→ **Supplied information**:
+ + + + + + +
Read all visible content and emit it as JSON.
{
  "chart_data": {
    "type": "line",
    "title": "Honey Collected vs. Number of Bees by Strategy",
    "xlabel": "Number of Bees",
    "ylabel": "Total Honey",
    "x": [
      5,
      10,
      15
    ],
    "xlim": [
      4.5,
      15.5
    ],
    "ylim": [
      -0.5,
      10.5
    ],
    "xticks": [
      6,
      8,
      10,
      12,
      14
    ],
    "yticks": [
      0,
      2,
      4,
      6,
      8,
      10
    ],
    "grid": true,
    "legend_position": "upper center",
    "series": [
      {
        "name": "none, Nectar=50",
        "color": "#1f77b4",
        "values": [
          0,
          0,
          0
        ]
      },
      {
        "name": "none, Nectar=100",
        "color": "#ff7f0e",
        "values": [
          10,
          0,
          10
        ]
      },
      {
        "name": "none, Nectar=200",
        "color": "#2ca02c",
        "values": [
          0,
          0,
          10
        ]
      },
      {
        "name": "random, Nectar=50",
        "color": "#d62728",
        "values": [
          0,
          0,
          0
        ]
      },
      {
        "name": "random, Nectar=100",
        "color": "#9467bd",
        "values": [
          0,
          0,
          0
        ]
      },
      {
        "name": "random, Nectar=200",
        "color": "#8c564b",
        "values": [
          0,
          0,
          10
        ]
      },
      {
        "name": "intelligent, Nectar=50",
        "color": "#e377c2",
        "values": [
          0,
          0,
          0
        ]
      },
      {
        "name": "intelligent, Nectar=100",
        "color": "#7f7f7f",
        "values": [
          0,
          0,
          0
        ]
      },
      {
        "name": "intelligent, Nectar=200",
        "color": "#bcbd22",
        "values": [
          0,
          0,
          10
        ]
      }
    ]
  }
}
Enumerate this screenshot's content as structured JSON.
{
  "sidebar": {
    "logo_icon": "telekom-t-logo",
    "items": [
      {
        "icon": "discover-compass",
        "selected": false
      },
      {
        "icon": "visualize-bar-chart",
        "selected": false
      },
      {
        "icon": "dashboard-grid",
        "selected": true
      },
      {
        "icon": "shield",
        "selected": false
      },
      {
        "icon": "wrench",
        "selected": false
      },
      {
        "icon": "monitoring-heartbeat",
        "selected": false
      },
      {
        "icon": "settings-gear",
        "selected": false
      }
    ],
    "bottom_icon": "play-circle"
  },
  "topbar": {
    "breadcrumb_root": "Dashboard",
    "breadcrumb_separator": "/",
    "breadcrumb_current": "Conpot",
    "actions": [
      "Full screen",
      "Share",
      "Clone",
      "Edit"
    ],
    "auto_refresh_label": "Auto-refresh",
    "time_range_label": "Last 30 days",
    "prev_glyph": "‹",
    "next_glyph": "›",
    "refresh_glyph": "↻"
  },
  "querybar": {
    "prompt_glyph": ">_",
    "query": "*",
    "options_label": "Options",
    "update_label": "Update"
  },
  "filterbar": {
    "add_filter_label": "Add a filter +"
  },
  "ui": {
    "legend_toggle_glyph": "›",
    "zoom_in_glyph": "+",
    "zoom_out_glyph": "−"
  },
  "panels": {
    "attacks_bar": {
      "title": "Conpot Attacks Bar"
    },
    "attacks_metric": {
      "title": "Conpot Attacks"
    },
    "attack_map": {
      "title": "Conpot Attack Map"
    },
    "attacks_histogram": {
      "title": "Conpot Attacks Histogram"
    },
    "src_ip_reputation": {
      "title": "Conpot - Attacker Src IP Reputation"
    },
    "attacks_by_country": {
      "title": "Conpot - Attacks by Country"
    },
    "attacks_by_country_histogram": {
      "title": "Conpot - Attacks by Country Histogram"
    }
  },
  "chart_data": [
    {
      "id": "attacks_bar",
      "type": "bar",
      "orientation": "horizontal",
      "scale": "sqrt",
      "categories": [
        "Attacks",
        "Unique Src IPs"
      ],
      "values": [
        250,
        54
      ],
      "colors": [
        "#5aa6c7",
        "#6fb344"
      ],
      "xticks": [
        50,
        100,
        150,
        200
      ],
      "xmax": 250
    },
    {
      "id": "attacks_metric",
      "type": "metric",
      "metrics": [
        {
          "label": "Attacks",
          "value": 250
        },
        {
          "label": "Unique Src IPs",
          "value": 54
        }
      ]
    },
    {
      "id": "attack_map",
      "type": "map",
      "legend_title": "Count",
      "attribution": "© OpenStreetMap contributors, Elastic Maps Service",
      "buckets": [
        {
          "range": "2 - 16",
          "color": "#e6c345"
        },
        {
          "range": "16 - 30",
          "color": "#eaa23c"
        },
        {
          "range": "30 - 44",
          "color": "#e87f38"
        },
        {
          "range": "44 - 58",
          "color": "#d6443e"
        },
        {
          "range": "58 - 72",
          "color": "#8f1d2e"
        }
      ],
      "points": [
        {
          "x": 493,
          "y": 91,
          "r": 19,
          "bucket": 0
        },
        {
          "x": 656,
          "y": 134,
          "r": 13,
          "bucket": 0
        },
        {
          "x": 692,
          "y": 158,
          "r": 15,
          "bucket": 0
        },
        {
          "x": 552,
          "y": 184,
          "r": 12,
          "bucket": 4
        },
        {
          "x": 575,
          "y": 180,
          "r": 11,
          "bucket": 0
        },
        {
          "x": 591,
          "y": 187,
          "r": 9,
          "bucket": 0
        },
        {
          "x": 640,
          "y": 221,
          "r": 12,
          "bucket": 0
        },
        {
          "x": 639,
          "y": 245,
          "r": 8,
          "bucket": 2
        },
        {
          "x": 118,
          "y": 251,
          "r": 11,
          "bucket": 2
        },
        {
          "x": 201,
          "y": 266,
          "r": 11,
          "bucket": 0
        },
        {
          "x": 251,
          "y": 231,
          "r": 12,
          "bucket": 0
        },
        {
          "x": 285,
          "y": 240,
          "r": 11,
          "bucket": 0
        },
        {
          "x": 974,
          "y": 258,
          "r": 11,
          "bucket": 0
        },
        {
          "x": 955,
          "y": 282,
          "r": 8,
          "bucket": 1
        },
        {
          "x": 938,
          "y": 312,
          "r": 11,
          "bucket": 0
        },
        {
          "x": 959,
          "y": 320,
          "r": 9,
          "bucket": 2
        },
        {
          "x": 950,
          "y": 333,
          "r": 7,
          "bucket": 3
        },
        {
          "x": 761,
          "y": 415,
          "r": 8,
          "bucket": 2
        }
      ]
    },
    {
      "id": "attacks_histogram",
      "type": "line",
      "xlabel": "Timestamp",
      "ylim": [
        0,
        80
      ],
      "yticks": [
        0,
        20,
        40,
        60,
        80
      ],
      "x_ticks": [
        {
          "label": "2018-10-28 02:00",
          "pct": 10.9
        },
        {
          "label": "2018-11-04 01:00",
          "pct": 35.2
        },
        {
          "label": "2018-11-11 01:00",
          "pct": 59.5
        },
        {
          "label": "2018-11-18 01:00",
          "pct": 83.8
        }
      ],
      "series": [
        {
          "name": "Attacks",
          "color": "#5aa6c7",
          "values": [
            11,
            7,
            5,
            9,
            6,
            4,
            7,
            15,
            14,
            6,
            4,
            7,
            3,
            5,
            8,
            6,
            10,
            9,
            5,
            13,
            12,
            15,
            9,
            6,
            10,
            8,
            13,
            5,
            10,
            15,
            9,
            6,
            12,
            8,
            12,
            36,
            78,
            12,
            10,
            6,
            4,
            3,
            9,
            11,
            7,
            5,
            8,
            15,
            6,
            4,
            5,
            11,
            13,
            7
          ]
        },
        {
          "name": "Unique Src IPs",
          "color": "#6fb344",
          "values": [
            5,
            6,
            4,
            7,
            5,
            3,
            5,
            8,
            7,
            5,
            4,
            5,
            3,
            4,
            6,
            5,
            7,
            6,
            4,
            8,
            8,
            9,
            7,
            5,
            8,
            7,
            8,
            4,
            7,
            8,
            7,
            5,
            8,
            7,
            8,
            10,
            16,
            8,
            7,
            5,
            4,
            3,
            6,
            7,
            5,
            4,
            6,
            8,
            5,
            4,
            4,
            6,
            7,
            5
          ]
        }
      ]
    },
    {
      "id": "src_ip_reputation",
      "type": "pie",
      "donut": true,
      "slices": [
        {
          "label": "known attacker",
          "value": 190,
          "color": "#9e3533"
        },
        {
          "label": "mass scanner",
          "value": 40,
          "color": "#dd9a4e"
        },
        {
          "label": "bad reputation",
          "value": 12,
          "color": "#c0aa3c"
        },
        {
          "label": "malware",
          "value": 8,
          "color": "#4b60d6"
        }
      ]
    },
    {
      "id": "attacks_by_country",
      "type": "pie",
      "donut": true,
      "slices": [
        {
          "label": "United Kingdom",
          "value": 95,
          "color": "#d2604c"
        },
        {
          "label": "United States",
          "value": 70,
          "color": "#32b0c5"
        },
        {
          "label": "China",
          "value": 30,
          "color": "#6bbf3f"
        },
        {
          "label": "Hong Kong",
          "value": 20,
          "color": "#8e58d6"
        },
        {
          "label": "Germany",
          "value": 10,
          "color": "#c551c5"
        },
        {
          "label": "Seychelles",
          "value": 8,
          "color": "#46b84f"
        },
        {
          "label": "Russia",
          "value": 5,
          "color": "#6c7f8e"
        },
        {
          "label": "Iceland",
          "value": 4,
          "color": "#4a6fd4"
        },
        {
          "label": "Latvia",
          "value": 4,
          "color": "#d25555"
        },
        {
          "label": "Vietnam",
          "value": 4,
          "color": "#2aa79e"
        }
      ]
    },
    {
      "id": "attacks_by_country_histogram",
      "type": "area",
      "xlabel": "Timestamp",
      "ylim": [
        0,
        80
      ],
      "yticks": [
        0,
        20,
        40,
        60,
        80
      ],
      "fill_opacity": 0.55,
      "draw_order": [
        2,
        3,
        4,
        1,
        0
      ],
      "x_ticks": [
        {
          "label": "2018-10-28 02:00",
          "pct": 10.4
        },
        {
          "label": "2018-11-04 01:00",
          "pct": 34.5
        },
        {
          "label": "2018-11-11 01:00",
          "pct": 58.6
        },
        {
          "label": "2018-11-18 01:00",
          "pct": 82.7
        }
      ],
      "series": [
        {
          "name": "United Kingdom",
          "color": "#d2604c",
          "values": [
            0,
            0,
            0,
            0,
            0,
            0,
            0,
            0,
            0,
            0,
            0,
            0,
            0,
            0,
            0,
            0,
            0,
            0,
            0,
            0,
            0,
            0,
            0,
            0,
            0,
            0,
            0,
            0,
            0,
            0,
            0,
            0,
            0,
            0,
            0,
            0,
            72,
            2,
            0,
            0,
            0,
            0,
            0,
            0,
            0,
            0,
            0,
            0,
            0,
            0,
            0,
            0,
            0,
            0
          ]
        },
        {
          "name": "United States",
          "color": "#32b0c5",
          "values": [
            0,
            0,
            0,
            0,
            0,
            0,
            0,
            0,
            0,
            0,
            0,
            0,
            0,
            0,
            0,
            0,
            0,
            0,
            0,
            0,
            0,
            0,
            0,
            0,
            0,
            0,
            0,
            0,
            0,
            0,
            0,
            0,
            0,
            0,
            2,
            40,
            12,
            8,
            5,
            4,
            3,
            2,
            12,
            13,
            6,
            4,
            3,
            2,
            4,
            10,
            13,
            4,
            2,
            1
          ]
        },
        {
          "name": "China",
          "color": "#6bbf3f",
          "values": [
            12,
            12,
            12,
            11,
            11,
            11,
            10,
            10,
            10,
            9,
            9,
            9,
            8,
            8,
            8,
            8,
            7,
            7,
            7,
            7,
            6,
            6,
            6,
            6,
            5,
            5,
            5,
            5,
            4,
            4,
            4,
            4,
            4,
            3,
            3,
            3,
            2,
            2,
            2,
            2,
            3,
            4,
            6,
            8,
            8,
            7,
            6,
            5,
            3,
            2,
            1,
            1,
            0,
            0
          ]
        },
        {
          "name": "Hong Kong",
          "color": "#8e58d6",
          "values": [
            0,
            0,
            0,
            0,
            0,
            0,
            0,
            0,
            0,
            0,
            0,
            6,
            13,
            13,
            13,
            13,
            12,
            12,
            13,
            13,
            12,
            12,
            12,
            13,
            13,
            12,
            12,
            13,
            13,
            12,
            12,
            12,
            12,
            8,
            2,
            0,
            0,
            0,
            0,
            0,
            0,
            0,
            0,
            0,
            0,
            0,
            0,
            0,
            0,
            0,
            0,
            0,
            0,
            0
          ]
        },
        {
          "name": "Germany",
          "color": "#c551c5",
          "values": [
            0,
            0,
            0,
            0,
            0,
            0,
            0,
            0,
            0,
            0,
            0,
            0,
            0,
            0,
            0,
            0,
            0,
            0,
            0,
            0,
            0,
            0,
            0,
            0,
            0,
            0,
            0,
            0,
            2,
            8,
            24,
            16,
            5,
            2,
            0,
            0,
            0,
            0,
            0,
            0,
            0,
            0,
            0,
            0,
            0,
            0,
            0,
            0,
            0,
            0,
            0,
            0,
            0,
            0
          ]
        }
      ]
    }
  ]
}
+ + + + + + +
→ **Given problem**:
From the entries, copy out each line containing the word "random".

→ **Response to this task**:
        "name": "random, Nectar=50",
        "name": "random, Nectar=100",
        "name": "random, Nectar=200",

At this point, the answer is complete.